Read through the records below and copy each line that uses the word "生于六十年代".

> _GIVEN ENTRIES_
━━━━
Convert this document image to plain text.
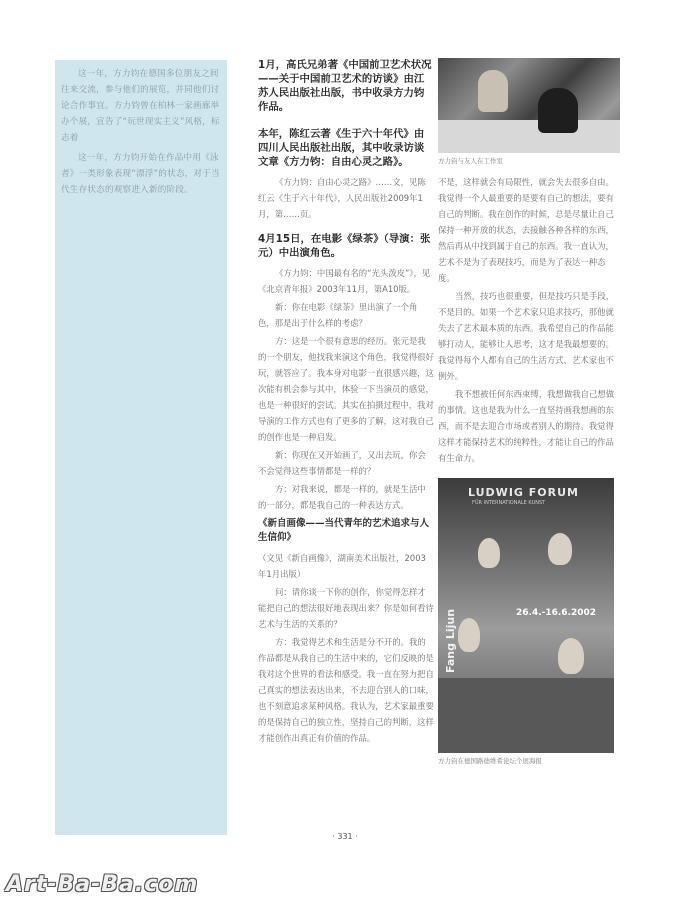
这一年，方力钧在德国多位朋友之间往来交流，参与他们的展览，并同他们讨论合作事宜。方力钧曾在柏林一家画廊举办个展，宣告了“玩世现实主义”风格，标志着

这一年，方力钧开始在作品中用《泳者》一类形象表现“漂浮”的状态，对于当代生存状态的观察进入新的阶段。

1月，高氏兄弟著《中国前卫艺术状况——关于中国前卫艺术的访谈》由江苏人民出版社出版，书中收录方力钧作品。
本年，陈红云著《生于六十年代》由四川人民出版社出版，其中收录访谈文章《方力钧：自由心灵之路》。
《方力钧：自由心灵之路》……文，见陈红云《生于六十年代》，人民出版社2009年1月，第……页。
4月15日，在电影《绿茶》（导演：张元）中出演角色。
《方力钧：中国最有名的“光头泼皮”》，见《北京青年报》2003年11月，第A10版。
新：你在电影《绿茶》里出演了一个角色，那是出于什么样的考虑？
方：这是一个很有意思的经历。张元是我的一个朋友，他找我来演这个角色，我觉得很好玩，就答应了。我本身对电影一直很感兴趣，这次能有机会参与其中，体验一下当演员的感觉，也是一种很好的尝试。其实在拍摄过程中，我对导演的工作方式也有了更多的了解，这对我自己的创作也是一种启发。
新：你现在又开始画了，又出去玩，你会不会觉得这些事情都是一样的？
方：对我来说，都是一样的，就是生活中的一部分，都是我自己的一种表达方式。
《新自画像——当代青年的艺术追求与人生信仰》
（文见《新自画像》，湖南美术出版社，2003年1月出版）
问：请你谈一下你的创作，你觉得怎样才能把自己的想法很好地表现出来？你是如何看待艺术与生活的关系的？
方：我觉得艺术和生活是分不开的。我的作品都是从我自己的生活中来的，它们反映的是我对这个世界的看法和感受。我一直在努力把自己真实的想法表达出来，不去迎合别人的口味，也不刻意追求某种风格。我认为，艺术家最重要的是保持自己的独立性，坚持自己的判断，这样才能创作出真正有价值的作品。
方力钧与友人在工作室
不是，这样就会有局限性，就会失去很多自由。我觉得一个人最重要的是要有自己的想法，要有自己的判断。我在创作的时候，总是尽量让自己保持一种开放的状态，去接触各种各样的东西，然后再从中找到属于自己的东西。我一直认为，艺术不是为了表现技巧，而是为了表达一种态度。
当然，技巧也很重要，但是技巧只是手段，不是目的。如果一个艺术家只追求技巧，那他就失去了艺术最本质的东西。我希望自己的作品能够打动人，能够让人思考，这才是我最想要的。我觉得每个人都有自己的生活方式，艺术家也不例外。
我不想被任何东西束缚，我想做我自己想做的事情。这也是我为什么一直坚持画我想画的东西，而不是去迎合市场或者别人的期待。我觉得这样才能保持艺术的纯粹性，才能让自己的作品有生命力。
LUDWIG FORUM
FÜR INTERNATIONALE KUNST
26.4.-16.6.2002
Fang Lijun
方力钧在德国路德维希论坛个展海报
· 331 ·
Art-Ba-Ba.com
━━━━
> _RESULT BELOW_
本年，陈红云著《生于六十年代》由四川人民出版社出版，其中收录访谈文章《方力钧：自由心灵之路》。
《方力钧：自由心灵之路》……文，见陈红云《生于六十年代》，人民出版社2009年1月，第……页。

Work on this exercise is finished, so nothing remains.